Filter these entries, keeping only lines that hold the word "this".
☆ ☆ ☆ ☆
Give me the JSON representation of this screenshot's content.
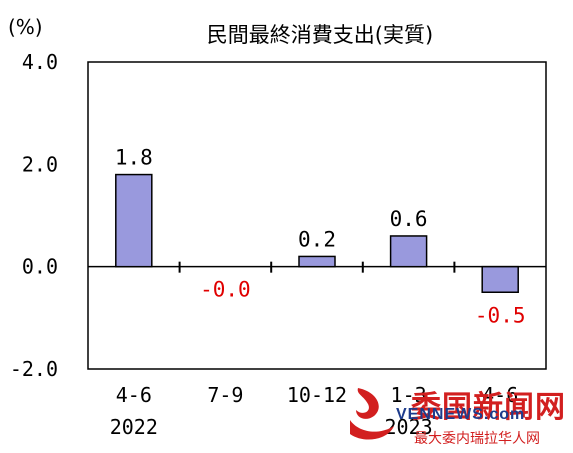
{
  "chart_data": {
    "type": "bar",
    "title": "民間最終消費支出(実質)",
    "y_unit": "(%)",
    "categories": [
      "4-6",
      "7-9",
      "10-12",
      "1-3",
      "4-6"
    ],
    "year_labels": [
      {
        "index": 0,
        "label": "2022"
      },
      {
        "index": 3,
        "label": "2023"
      }
    ],
    "values": [
      1.8,
      -0.0,
      0.2,
      0.6,
      -0.5
    ],
    "data_labels": [
      "1.8",
      "-0.0",
      "0.2",
      "0.6",
      "-0.5"
    ],
    "yticks": [
      "4.0",
      "2.0",
      "0.0",
      "-2.0"
    ],
    "ytick_values": [
      4.0,
      2.0,
      0.0,
      -2.0
    ],
    "ylim": [
      -2.0,
      4.0
    ],
    "grid": false,
    "colors": {
      "bar_fill": "#9999dd",
      "bar_stroke": "#000000",
      "positive_label": "#000000",
      "negative_label": "#e00000"
    }
  },
  "watermark": {
    "main": "委国新闻网",
    "url": "VENNEWS.com",
    "sub": "最大委内瑞拉华人网"
  }
}
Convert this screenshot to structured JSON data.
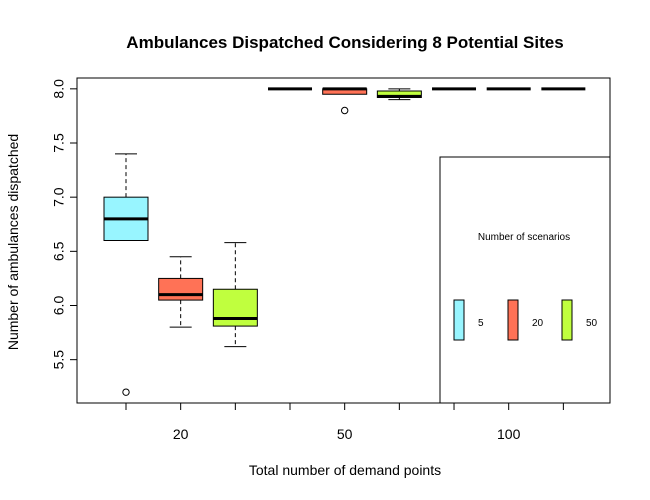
☆ ☆ ☆ ☆
CORRECT ANSWER -
Give me the JSON representation of this screenshot's content.
Convert this screenshot to structured JSON data.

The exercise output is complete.